* **INPUT RECORDS**:

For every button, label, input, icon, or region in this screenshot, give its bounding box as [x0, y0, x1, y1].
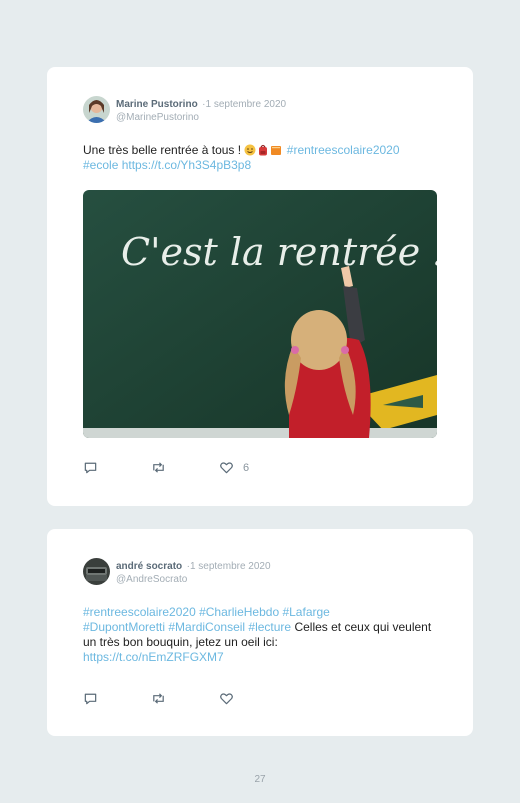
- avatar[interactable]: [83, 96, 110, 123]
- backpack-icon: [259, 144, 268, 156]
- tweet-card-1: Marine Pustorino ·1 septembre 2020 @Mari…: [47, 67, 473, 506]
- hashtag-link[interactable]: #rentreescolaire2020: [287, 143, 400, 157]
- tweet-date[interactable]: 1 septembre 2020: [190, 561, 271, 572]
- like-icon[interactable]: [219, 691, 234, 706]
- author-name[interactable]: andré socrato: [116, 561, 182, 572]
- tweet-header: andré socrato ·1 septembre 2020 @AndreSo…: [83, 558, 271, 586]
- hashtag-link[interactable]: #ecole: [83, 158, 118, 172]
- author-handle[interactable]: @AndreSocrato: [116, 573, 271, 586]
- reply-icon[interactable]: [83, 691, 98, 706]
- tweet-date[interactable]: 1 septembre 2020: [205, 99, 286, 110]
- tweet-actions: [83, 691, 287, 706]
- avatar[interactable]: [83, 558, 110, 585]
- like-count: 6: [243, 461, 250, 474]
- tweet-card-2: andré socrato ·1 septembre 2020 @AndreSo…: [47, 529, 473, 736]
- tweet-body: Une très belle rentrée à tous !: [83, 143, 242, 157]
- hashtag-links[interactable]: #rentreescolaire2020 #CharlieHebdo #Lafa…: [83, 605, 330, 619]
- tweet-text: Une très belle rentrée à tous ! #rentree…: [83, 143, 433, 173]
- url-link[interactable]: https://t.co/nEmZRFGXM7: [83, 650, 224, 664]
- retweet-icon[interactable]: [151, 460, 166, 475]
- chalk-writing: C'est la rentrée !: [121, 230, 437, 274]
- tweet-text: #rentreescolaire2020 #CharlieHebdo #Lafa…: [83, 605, 433, 665]
- book-icon: [271, 146, 282, 155]
- url-link[interactable]: https://t.co/Yh3S4pB3p8: [122, 158, 251, 172]
- tweet-actions: 6: [83, 460, 287, 475]
- retweet-icon[interactable]: [151, 691, 166, 706]
- author-name[interactable]: Marine Pustorino: [116, 99, 198, 110]
- reply-icon[interactable]: [83, 460, 98, 475]
- like-icon[interactable]: [219, 460, 234, 475]
- hashtag-links[interactable]: #DupontMoretti #MardiConseil #lecture: [83, 620, 291, 634]
- winking-face-icon: [244, 144, 256, 156]
- tweet-header: Marine Pustorino ·1 septembre 2020 @Mari…: [83, 96, 286, 124]
- page-number: 27: [254, 774, 266, 785]
- tweet-photo[interactable]: C'est la rentrée !: [83, 190, 437, 438]
- author-handle[interactable]: @MarinePustorino: [116, 111, 286, 124]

* **SET PROBLEM**: Output every line of the records above as a JSON list of strings, one string per line, skipping blank lines and leaving out the pictures.

* **ANSWER TO THE TASK**:
[
  "For every button, label, input, icon, or region in this screenshot, give its bounding box as [x0, y0, x1, y1].",
  "- avatar[interactable]: [83, 96, 110, 123]",
  "- backpack-icon: [259, 144, 268, 156]",
  "- tweet-card-1: Marine Pustorino ·1 septembre 2020 @Mari…: [47, 67, 473, 506]",
  "- hashtag-link[interactable]: #rentreescolaire2020: [287, 143, 400, 157]",
  "- tweet-date[interactable]: 1 septembre 2020: [190, 561, 271, 572]",
  "- like-icon[interactable]: [219, 691, 234, 706]",
  "- author-name[interactable]: andré socrato: [116, 561, 182, 572]",
  "- tweet-header: andré socrato ·1 septembre 2020 @AndreSo…: [83, 558, 271, 586]",
  "- hashtag-link[interactable]: #ecole: [83, 158, 118, 172]",
  "- author-handle[interactable]: @AndreSocrato: [116, 573, 271, 586]",
  "- reply-icon[interactable]: [83, 691, 98, 706]",
  "- tweet-date[interactable]: 1 septembre 2020: [205, 99, 286, 110]",
  "- tweet-actions: [83, 691, 287, 706]",
  "- avatar[interactable]: [83, 558, 110, 585]",
  "- like-count: 6: [243, 461, 250, 474]",
  "- tweet-card-2: andré socrato ·1 septembre 2020 @AndreSo…: [47, 529, 473, 736]",
  "- tweet-body: Une très belle rentrée à tous !: [83, 143, 242, 157]",
  "- hashtag-links[interactable]: #rentreescolaire2020 #CharlieHebdo #Lafa…: [83, 605, 330, 619]",
  "- tweet-text: Une très belle rentrée à tous ! #rentree…: [83, 143, 433, 173]",
  "- url-link[interactable]: https://t.co/nEmZRFGXM7: [83, 650, 224, 664]",
  "- retweet-icon[interactable]: [151, 460, 166, 475]",
  "- chalk-writing: C'est la rentrée !: [121, 230, 437, 274]",
  "- tweet-text: #rentreescolaire2020 #CharlieHebdo #Lafa…: [83, 605, 433, 665]",
  "- book-icon: [271, 146, 282, 155]",
  "- url-link[interactable]: https://t.co/Yh3S4pB3p8: [122, 158, 251, 172]",
  "- tweet-actions: 6: [83, 460, 287, 475]",
  "- retweet-icon[interactable]: [151, 691, 166, 706]",
  "- author-name[interactable]: Marine Pustorino: [116, 99, 198, 110]",
  "- reply-icon[interactable]: [83, 460, 98, 475]",
  "- like-icon[interactable]: [219, 460, 234, 475]",
  "- hashtag-links[interactable]: #DupontMoretti #MardiConseil #lecture: [83, 620, 291, 634]",
  "- winking-face-icon: [244, 144, 256, 156]",
  "- tweet-header: Marine Pustorino ·1 septembre 2020 @Mari…: [83, 96, 286, 124]",
  "- page-number: 27: [254, 774, 266, 785]",
  "- tweet-photo[interactable]: C'est la rentrée !: [83, 190, 437, 438]",
  "- author-handle[interactable]: @MarinePustorino: [116, 111, 286, 124]"
]